▶ Directions for this task
Wherever "增进幼儿与父母" appears in a line, list that line.

▶ Extracted records
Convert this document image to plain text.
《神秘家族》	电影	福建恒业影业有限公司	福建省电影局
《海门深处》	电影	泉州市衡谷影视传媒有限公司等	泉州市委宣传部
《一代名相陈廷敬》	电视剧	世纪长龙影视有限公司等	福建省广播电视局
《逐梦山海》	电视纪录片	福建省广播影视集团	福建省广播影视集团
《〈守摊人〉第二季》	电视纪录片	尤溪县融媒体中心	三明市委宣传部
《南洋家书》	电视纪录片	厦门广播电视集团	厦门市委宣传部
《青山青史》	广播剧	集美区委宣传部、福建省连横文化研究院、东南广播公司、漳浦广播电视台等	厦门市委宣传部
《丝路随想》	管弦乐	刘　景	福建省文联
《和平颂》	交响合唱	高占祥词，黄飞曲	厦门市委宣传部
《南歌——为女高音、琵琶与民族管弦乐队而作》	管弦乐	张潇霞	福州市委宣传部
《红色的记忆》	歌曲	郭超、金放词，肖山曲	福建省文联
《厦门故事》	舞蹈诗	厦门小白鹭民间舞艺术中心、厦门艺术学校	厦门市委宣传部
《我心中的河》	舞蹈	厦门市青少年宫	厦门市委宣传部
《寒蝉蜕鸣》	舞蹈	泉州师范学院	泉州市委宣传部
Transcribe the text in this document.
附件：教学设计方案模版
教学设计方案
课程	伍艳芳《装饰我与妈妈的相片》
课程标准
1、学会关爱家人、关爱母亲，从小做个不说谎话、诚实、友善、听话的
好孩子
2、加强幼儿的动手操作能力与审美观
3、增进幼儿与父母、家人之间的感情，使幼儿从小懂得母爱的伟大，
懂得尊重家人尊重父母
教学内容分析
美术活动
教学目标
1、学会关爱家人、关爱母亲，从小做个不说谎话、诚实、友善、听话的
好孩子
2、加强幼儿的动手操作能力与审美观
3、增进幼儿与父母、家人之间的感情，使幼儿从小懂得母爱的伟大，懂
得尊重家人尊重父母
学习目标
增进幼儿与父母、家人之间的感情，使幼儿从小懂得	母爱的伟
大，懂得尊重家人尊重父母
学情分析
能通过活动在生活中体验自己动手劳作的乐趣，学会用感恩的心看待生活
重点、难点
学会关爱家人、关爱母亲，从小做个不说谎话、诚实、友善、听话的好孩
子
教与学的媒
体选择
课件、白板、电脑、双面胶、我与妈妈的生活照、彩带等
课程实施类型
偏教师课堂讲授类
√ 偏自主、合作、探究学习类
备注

▶ Full answer
3、增进幼儿与父母、家人之间的感情，使幼儿从小懂得母爱的伟大，
3、增进幼儿与父母、家人之间的感情，使幼儿从小懂得母爱的伟大，懂
增进幼儿与父母、家人之间的感情，使幼儿从小懂得	母爱的伟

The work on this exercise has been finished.